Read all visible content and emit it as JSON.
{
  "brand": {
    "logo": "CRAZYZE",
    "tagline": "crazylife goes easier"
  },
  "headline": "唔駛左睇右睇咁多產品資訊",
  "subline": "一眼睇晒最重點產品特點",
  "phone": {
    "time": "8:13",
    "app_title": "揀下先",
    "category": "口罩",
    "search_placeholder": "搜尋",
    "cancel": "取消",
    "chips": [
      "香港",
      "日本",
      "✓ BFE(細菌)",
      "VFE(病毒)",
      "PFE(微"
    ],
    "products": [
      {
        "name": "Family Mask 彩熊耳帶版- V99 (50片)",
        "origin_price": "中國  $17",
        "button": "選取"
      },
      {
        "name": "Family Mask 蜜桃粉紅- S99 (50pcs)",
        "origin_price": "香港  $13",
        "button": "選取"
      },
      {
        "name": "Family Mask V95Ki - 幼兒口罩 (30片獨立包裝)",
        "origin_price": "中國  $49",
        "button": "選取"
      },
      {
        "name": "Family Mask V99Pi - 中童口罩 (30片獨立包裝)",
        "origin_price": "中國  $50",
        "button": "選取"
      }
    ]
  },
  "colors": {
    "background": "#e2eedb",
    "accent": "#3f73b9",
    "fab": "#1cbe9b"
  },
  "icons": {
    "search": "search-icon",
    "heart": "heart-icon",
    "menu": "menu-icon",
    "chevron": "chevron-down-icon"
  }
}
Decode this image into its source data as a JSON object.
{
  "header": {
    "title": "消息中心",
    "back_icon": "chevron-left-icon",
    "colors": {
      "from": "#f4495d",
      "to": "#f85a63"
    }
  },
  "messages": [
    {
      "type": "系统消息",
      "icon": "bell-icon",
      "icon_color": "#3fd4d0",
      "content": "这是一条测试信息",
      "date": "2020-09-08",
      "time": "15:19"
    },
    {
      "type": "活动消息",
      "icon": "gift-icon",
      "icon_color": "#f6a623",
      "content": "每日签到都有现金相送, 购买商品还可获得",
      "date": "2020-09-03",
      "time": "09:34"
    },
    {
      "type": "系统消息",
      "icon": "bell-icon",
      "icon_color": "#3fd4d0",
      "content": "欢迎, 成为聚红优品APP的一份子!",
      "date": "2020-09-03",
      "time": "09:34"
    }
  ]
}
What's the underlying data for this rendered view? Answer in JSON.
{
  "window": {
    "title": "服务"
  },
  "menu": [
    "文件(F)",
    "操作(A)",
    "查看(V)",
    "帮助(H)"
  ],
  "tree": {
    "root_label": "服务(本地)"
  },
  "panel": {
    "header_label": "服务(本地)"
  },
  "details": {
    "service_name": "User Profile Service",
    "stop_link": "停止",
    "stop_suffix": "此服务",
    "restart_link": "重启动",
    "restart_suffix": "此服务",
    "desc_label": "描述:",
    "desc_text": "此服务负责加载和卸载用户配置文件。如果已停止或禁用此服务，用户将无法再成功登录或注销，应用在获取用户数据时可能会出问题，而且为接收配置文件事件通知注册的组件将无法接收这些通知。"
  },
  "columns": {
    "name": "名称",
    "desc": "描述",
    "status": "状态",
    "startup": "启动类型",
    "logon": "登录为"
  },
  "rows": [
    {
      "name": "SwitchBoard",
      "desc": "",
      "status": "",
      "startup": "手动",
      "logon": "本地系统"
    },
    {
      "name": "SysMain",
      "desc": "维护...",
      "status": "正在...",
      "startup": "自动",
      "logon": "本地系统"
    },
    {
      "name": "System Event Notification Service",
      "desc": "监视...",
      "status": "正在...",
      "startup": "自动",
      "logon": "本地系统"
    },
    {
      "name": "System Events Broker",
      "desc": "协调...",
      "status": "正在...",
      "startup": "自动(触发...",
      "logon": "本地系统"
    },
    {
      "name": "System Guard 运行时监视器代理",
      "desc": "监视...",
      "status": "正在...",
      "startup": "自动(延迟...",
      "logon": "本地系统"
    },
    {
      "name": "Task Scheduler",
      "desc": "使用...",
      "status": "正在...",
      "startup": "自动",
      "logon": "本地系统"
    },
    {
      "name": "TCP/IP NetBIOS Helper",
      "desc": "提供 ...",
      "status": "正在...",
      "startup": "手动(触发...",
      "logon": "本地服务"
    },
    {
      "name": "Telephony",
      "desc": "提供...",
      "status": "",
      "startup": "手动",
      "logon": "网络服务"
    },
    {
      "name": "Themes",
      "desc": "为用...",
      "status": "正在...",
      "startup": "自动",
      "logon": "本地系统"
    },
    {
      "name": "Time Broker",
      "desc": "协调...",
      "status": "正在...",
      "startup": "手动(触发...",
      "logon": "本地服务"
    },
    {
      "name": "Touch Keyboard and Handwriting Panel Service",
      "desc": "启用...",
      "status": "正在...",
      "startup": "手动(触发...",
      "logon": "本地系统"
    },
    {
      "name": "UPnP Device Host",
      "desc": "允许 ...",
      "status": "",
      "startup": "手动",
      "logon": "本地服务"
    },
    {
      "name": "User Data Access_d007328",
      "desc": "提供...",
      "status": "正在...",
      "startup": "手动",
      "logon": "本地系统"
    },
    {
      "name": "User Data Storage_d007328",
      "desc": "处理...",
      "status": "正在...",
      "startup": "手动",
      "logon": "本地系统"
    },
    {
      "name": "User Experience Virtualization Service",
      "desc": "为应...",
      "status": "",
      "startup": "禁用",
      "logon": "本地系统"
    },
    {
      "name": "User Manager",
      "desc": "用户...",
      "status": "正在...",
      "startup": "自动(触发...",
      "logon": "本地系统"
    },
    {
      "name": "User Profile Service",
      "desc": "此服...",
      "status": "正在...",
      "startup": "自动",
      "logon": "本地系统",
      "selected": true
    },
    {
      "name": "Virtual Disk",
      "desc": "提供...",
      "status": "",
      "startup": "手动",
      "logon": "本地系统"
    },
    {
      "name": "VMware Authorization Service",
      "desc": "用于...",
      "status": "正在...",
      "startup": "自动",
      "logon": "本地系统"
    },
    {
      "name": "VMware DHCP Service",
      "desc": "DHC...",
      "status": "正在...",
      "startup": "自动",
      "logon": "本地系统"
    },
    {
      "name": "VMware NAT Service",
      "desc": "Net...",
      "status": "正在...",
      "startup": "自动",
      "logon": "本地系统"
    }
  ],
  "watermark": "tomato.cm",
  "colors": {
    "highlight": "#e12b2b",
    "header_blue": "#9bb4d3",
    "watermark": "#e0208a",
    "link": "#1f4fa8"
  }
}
========================================
**WHAT THE EXERCISE ASKS:**
Reproduce all of the entries word for word.

**RESPONSE TO THE EXERCISE:**
Read all visible content and emit it as JSON.
{
  "brand": {
    "logo": "CRAZYZE",
    "tagline": "crazylife goes easier"
  },
  "headline": "唔駛左睇右睇咁多產品資訊",
  "subline": "一眼睇晒最重點產品特點",
  "phone": {
    "time": "8:13",
    "app_title": "揀下先",
    "category": "口罩",
    "search_placeholder": "搜尋",
    "cancel": "取消",
    "chips": [
      "香港",
      "日本",
      "✓ BFE(細菌)",
      "VFE(病毒)",
      "PFE(微"
    ],
    "products": [
      {
        "name": "Family Mask 彩熊耳帶版- V99 (50片)",
        "origin_price": "中國  $17",
        "button": "選取"
      },
      {
        "name": "Family Mask 蜜桃粉紅- S99 (50pcs)",
        "origin_price": "香港  $13",
        "button": "選取"
      },
      {
        "name": "Family Mask V95Ki - 幼兒口罩 (30片獨立包裝)",
        "origin_price": "中國  $49",
        "button": "選取"
      },
      {
        "name": "Family Mask V99Pi - 中童口罩 (30片獨立包裝)",
        "origin_price": "中國  $50",
        "button": "選取"
      }
    ]
  },
  "colors": {
    "background": "#e2eedb",
    "accent": "#3f73b9",
    "fab": "#1cbe9b"
  },
  "icons": {
    "search": "search-icon",
    "heart": "heart-icon",
    "menu": "menu-icon",
    "chevron": "chevron-down-icon"
  }
}
Decode this image into its source data as a JSON object.
{
  "header": {
    "title": "消息中心",
    "back_icon": "chevron-left-icon",
    "colors": {
      "from": "#f4495d",
      "to": "#f85a63"
    }
  },
  "messages": [
    {
      "type": "系统消息",
      "icon": "bell-icon",
      "icon_color": "#3fd4d0",
      "content": "这是一条测试信息",
      "date": "2020-09-08",
      "time": "15:19"
    },
    {
      "type": "活动消息",
      "icon": "gift-icon",
      "icon_color": "#f6a623",
      "content": "每日签到都有现金相送, 购买商品还可获得",
      "date": "2020-09-03",
      "time": "09:34"
    },
    {
      "type": "系统消息",
      "icon": "bell-icon",
      "icon_color": "#3fd4d0",
      "content": "欢迎, 成为聚红优品APP的一份子!",
      "date": "2020-09-03",
      "time": "09:34"
    }
  ]
}
What's the underlying data for this rendered view? Answer in JSON.
{
  "window": {
    "title": "服务"
  },
  "menu": [
    "文件(F)",
    "操作(A)",
    "查看(V)",
    "帮助(H)"
  ],
  "tree": {
    "root_label": "服务(本地)"
  },
  "panel": {
    "header_label": "服务(本地)"
  },
  "details": {
    "service_name": "User Profile Service",
    "stop_link": "停止",
    "stop_suffix": "此服务",
    "restart_link": "重启动",
    "restart_suffix": "此服务",
    "desc_label": "描述:",
    "desc_text": "此服务负责加载和卸载用户配置文件。如果已停止或禁用此服务，用户将无法再成功登录或注销，应用在获取用户数据时可能会出问题，而且为接收配置文件事件通知注册的组件将无法接收这些通知。"
  },
  "columns": {
    "name": "名称",
    "desc": "描述",
    "status": "状态",
    "startup": "启动类型",
    "logon": "登录为"
  },
  "rows": [
    {
      "name": "SwitchBoard",
      "desc": "",
      "status": "",
      "startup": "手动",
      "logon": "本地系统"
    },
    {
      "name": "SysMain",
      "desc": "维护...",
      "status": "正在...",
      "startup": "自动",
      "logon": "本地系统"
    },
    {
      "name": "System Event Notification Service",
      "desc": "监视...",
      "status": "正在...",
      "startup": "自动",
      "logon": "本地系统"
    },
    {
      "name": "System Events Broker",
      "desc": "协调...",
      "status": "正在...",
      "startup": "自动(触发...",
      "logon": "本地系统"
    },
    {
      "name": "System Guard 运行时监视器代理",
      "desc": "监视...",
      "status": "正在...",
      "startup": "自动(延迟...",
      "logon": "本地系统"
    },
    {
      "name": "Task Scheduler",
      "desc": "使用...",
      "status": "正在...",
      "startup": "自动",
      "logon": "本地系统"
    },
    {
      "name": "TCP/IP NetBIOS Helper",
      "desc": "提供 ...",
      "status": "正在...",
      "startup": "手动(触发...",
      "logon": "本地服务"
    },
    {
      "name": "Telephony",
      "desc": "提供...",
      "status": "",
      "startup": "手动",
      "logon": "网络服务"
    },
    {
      "name": "Themes",
      "desc": "为用...",
      "status": "正在...",
      "startup": "自动",
      "logon": "本地系统"
    },
    {
      "name": "Time Broker",
      "desc": "协调...",
      "status": "正在...",
      "startup": "手动(触发...",
      "logon": "本地服务"
    },
    {
      "name": "Touch Keyboard and Handwriting Panel Service",
      "desc": "启用...",
      "status": "正在...",
      "startup": "手动(触发...",
      "logon": "本地系统"
    },
    {
      "name": "UPnP Device Host",
      "desc": "允许 ...",
      "status": "",
      "startup": "手动",
      "logon": "本地服务"
    },
    {
      "name": "User Data Access_d007328",
      "desc": "提供...",
      "status": "正在...",
      "startup": "手动",
      "logon": "本地系统"
    },
    {
      "name": "User Data Storage_d007328",
      "desc": "处理...",
      "status": "正在...",
      "startup": "手动",
      "logon": "本地系统"
    },
    {
      "name": "User Experience Virtualization Service",
      "desc": "为应...",
      "status": "",
      "startup": "禁用",
      "logon": "本地系统"
    },
    {
      "name": "User Manager",
      "desc": "用户...",
      "status": "正在...",
      "startup": "自动(触发...",
      "logon": "本地系统"
    },
    {
      "name": "User Profile Service",
      "desc": "此服...",
      "status": "正在...",
      "startup": "自动",
      "logon": "本地系统",
      "selected": true
    },
    {
      "name": "Virtual Disk",
      "desc": "提供...",
      "status": "",
      "startup": "手动",
      "logon": "本地系统"
    },
    {
      "name": "VMware Authorization Service",
      "desc": "用于...",
      "status": "正在...",
      "startup": "自动",
      "logon": "本地系统"
    },
    {
      "name": "VMware DHCP Service",
      "desc": "DHC...",
      "status": "正在...",
      "startup": "自动",
      "logon": "本地系统"
    },
    {
      "name": "VMware NAT Service",
      "desc": "Net...",
      "status": "正在...",
      "startup": "自动",
      "logon": "本地系统"
    }
  ],
  "watermark": "tomato.cm",
  "colors": {
    "highlight": "#e12b2b",
    "header_blue": "#9bb4d3",
    "watermark": "#e0208a",
    "link": "#1f4fa8"
  }
}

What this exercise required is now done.